• DIRECTIONS
The records below must be written out exactly, with every picture left behind.

• EXTRACTED ENTRIES
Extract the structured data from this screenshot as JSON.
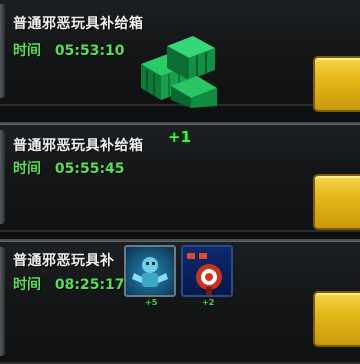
{
  "supply_list": [
    {
      "title": "普通邪恶玩具补给箱",
      "time_label": "时间",
      "time_value": "05:53:10",
      "icon": "green-crate-icon"
    },
    {
      "title": "普通邪恶玩具补给箱",
      "time_label": "时间",
      "time_value": "05:55:45",
      "plus_text": "+1"
    },
    {
      "title": "普通邪恶玩具补",
      "time_label": "时间",
      "time_value": "08:25:17",
      "items": [
        {
          "icon": "blue-toy-figure-icon",
          "count": "+5"
        },
        {
          "icon": "red-toy-target-icon",
          "count": "+2"
        }
      ]
    }
  ],
  "colors": {
    "title_text": "#f0f0f0",
    "timer_text": "#55e055",
    "button_gold": "#e4b719",
    "crate_green": "#1a9a4a"
  }
}
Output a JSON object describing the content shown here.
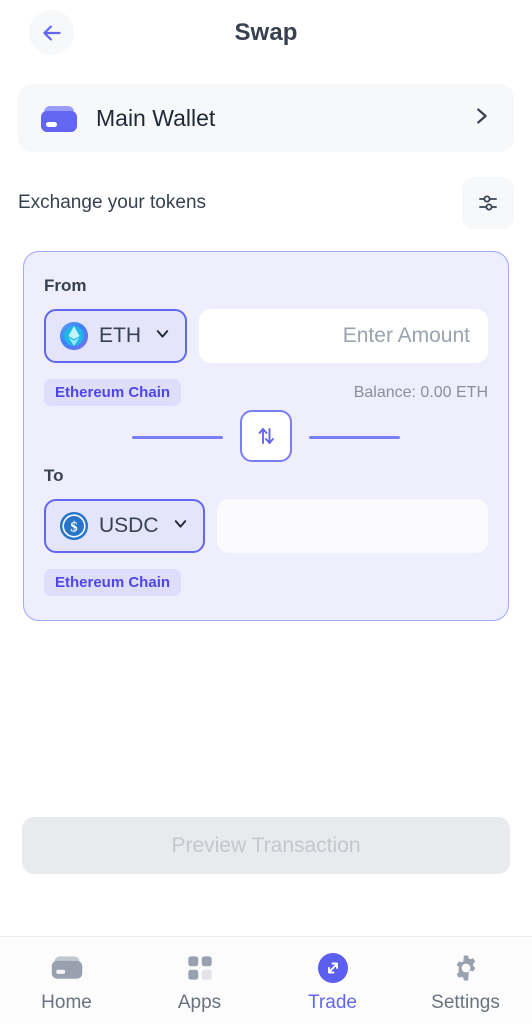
{
  "header": {
    "title": "Swap",
    "back_icon": "arrow-left-icon"
  },
  "wallet": {
    "name": "Main Wallet",
    "icon": "wallet-icon",
    "chevron_icon": "chevron-right-icon"
  },
  "exchange": {
    "label": "Exchange your tokens",
    "settings_icon": "sliders-icon"
  },
  "swap": {
    "from": {
      "label": "From",
      "token_symbol": "ETH",
      "token_icon": "eth-icon",
      "chevron_icon": "chevron-down-icon",
      "amount_value": "",
      "amount_placeholder": "Enter Amount",
      "chain": "Ethereum Chain",
      "balance": "Balance: 0.00 ETH"
    },
    "toggle": {
      "icon": "swap-vertical-icon"
    },
    "to": {
      "label": "To",
      "token_symbol": "USDC",
      "token_icon": "usdc-icon",
      "chevron_icon": "chevron-down-icon",
      "amount_value": "",
      "amount_placeholder": "",
      "chain": "Ethereum Chain",
      "balance": ""
    }
  },
  "action": {
    "preview_label": "Preview Transaction",
    "preview_enabled": false
  },
  "bottom_nav": {
    "items": [
      {
        "label": "Home",
        "icon": "wallet-icon",
        "active": false
      },
      {
        "label": "Apps",
        "icon": "grid-icon",
        "active": false
      },
      {
        "label": "Trade",
        "icon": "expand-icon",
        "active": true
      },
      {
        "label": "Settings",
        "icon": "gear-icon",
        "active": false
      }
    ]
  },
  "colors": {
    "accent": "#6366f1",
    "accent_light": "#7b7df5",
    "card_bg": "#eeeefc",
    "card_border": "#a5a6f6",
    "chip_bg": "#dedefb",
    "chip_text": "#4f46e5",
    "muted_text": "#6b7280",
    "title_text": "#374151",
    "disabled_bg": "#e9eaee",
    "disabled_text": "#c3c7ce",
    "usdc_blue": "#2775ca"
  }
}
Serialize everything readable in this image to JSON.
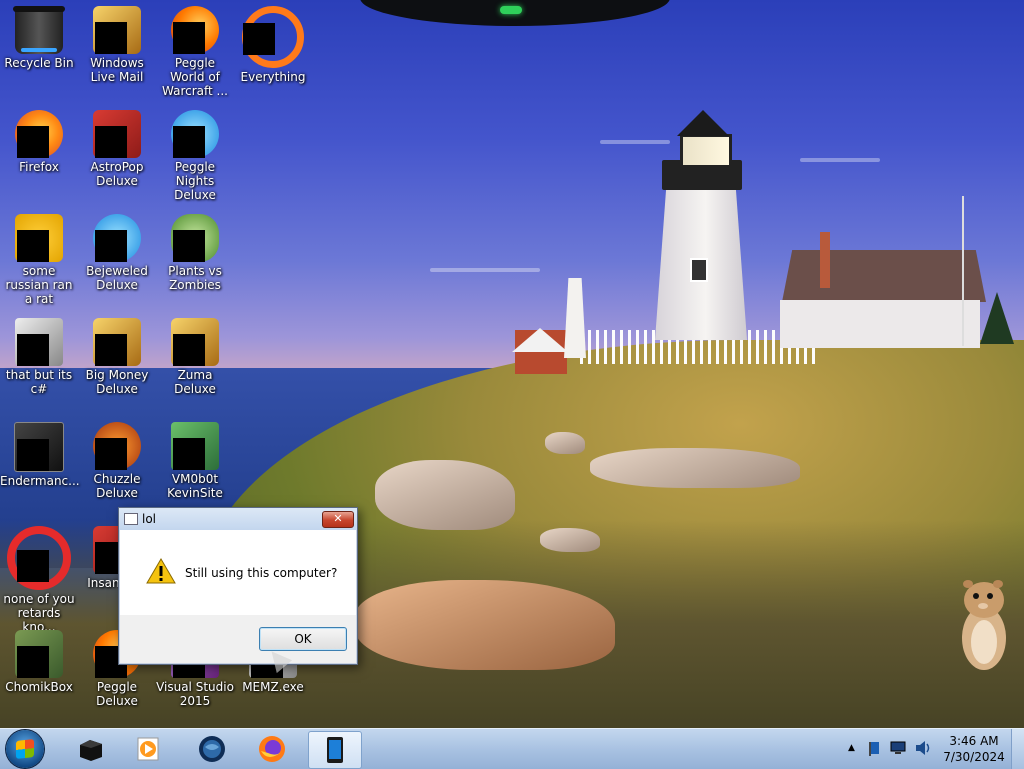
{
  "desktop": {
    "icons": [
      {
        "label": "Recycle Bin",
        "icon": "recycle-bin-icon"
      },
      {
        "label": "Windows Live Mail",
        "icon": "windows-live-mail-icon"
      },
      {
        "label": "Peggle World of Warcraft ...",
        "icon": "peggle-wow-icon"
      },
      {
        "label": "Everything",
        "icon": "everything-search-icon"
      },
      {
        "label": "Firefox",
        "icon": "firefox-icon"
      },
      {
        "label": "AstroPop Deluxe",
        "icon": "astropop-icon"
      },
      {
        "label": "Peggle Nights Deluxe",
        "icon": "peggle-nights-icon"
      },
      {
        "label": "some russian ran a rat",
        "icon": "script-file-icon"
      },
      {
        "label": "Bejeweled Deluxe",
        "icon": "bejeweled-icon"
      },
      {
        "label": "Plants vs Zombies",
        "icon": "plants-vs-zombies-icon"
      },
      {
        "label": "that but its c#",
        "icon": "copy-files-icon"
      },
      {
        "label": "Big Money Deluxe",
        "icon": "big-money-icon"
      },
      {
        "label": "Zuma Deluxe",
        "icon": "zuma-icon"
      },
      {
        "label": "Endermanc...",
        "icon": "console-app-icon"
      },
      {
        "label": "Chuzzle Deluxe",
        "icon": "chuzzle-icon"
      },
      {
        "label": "VM0b0t KevinSite",
        "icon": "vm-app-icon"
      },
      {
        "label": "none of you retards kno...",
        "icon": "opera-icon"
      },
      {
        "label": "Insani Del",
        "icon": "insaniquarium-icon"
      },
      {
        "label": "ChomikBox",
        "icon": "chomikbox-icon"
      },
      {
        "label": "Peggle Deluxe",
        "icon": "peggle-deluxe-icon"
      },
      {
        "label": "Visual Studio 2015",
        "icon": "visual-studio-icon"
      },
      {
        "label": "MEMZ.exe",
        "icon": "memz-exe-icon"
      }
    ]
  },
  "dialog": {
    "title": "lol",
    "message": "Still using this computer?",
    "ok_label": "OK",
    "close_symbol": "✕"
  },
  "taskbar": {
    "pinned": [
      {
        "name": "black-box-app",
        "icon": "black-cube-icon"
      },
      {
        "name": "media-player",
        "icon": "media-player-icon"
      },
      {
        "name": "globe-app",
        "icon": "globe-icon"
      },
      {
        "name": "firefox",
        "icon": "firefox-icon"
      },
      {
        "name": "tablet-app",
        "icon": "tablet-icon"
      }
    ],
    "clock": {
      "time": "3:46 AM",
      "date": "7/30/2024"
    }
  }
}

• ANSWER
Extract the structured data from this screenshot as JSON.
{
  "supply_list": [
    {
      "title": "普通邪恶玩具补给箱",
      "time_label": "时间",
      "time_value": "05:53:10",
      "icon": "green-crate-icon"
    },
    {
      "title": "普通邪恶玩具补给箱",
      "time_label": "时间",
      "time_value": "05:55:45",
      "plus_text": "+1"
    },
    {
      "title": "普通邪恶玩具补",
      "time_label": "时间",
      "time_value": "08:25:17",
      "items": [
        {
          "icon": "blue-toy-figure-icon",
          "count": "+5"
        },
        {
          "icon": "red-toy-target-icon",
          "count": "+2"
        }
      ]
    }
  ],
  "colors": {
    "title_text": "#f0f0f0",
    "timer_text": "#55e055",
    "button_gold": "#e4b719",
    "crate_green": "#1a9a4a"
  }
}
Output a JSON object describing the content shown here.
{
  "header": {
    "title": "Swap",
    "back_icon": "arrow-left-icon"
  },
  "wallet": {
    "name": "Main Wallet",
    "icon": "wallet-icon",
    "chevron_icon": "chevron-right-icon"
  },
  "exchange": {
    "label": "Exchange your tokens",
    "settings_icon": "sliders-icon"
  },
  "swap": {
    "from": {
      "label": "From",
      "token_symbol": "ETH",
      "token_icon": "eth-icon",
      "chevron_icon": "chevron-down-icon",
      "amount_value": "",
      "amount_placeholder": "Enter Amount",
      "chain": "Ethereum Chain",
      "balance": "Balance: 0.00 ETH"
    },
    "toggle": {
      "icon": "swap-vertical-icon"
    },
    "to": {
      "label": "To",
      "token_symbol": "USDC",
      "token_icon": "usdc-icon",
      "chevron_icon": "chevron-down-icon",
      "amount_value": "",
      "amount_placeholder": "",
      "chain": "Ethereum Chain",
      "balance": ""
    }
  },
  "action": {
    "preview_label": "Preview Transaction",
    "preview_enabled": false
  },
  "bottom_nav": {
    "items": [
      {
        "label": "Home",
        "icon": "wallet-icon",
        "active": false
      },
      {
        "label": "Apps",
        "icon": "grid-icon",
        "active": false
      },
      {
        "label": "Trade",
        "icon": "expand-icon",
        "active": true
      },
      {
        "label": "Settings",
        "icon": "gear-icon",
        "active": false
      }
    ]
  },
  "colors": {
    "accent": "#6366f1",
    "accent_light": "#7b7df5",
    "card_bg": "#eeeefc",
    "card_border": "#a5a6f6",
    "chip_bg": "#dedefb",
    "chip_text": "#4f46e5",
    "muted_text": "#6b7280",
    "title_text": "#374151",
    "disabled_bg": "#e9eaee",
    "disabled_text": "#c3c7ce",
    "usdc_blue": "#2775ca"
  }
}
Serialize everything readable in this image to JSON.
{
  "desktop": {
    "icons": [
      {
        "label": "Recycle Bin",
        "icon": "recycle-bin-icon"
      },
      {
        "label": "Windows Live Mail",
        "icon": "windows-live-mail-icon"
      },
      {
        "label": "Peggle World of Warcraft ...",
        "icon": "peggle-wow-icon"
      },
      {
        "label": "Everything",
        "icon": "everything-search-icon"
      },
      {
        "label": "Firefox",
        "icon": "firefox-icon"
      },
      {
        "label": "AstroPop Deluxe",
        "icon": "astropop-icon"
      },
      {
        "label": "Peggle Nights Deluxe",
        "icon": "peggle-nights-icon"
      },
      {
        "label": "some russian ran a rat",
        "icon": "script-file-icon"
      },
      {
        "label": "Bejeweled Deluxe",
        "icon": "bejeweled-icon"
      },
      {
        "label": "Plants vs Zombies",
        "icon": "plants-vs-zombies-icon"
      },
      {
        "label": "that but its c#",
        "icon": "copy-files-icon"
      },
      {
        "label": "Big Money Deluxe",
        "icon": "big-money-icon"
      },
      {
        "label": "Zuma Deluxe",
        "icon": "zuma-icon"
      },
      {
        "label": "Endermanc...",
        "icon": "console-app-icon"
      },
      {
        "label": "Chuzzle Deluxe",
        "icon": "chuzzle-icon"
      },
      {
        "label": "VM0b0t KevinSite",
        "icon": "vm-app-icon"
      },
      {
        "label": "none of you retards kno...",
        "icon": "opera-icon"
      },
      {
        "label": "Insani Del",
        "icon": "insaniquarium-icon"
      },
      {
        "label": "ChomikBox",
        "icon": "chomikbox-icon"
      },
      {
        "label": "Peggle Deluxe",
        "icon": "peggle-deluxe-icon"
      },
      {
        "label": "Visual Studio 2015",
        "icon": "visual-studio-icon"
      },
      {
        "label": "MEMZ.exe",
        "icon": "memz-exe-icon"
      }
    ]
  },
  "dialog": {
    "title": "lol",
    "message": "Still using this computer?",
    "ok_label": "OK",
    "close_symbol": "✕"
  },
  "taskbar": {
    "pinned": [
      {
        "name": "black-box-app",
        "icon": "black-cube-icon"
      },
      {
        "name": "media-player",
        "icon": "media-player-icon"
      },
      {
        "name": "globe-app",
        "icon": "globe-icon"
      },
      {
        "name": "firefox",
        "icon": "firefox-icon"
      },
      {
        "name": "tablet-app",
        "icon": "tablet-icon"
      }
    ],
    "clock": {
      "time": "3:46 AM",
      "date": "7/30/2024"
    }
  }
}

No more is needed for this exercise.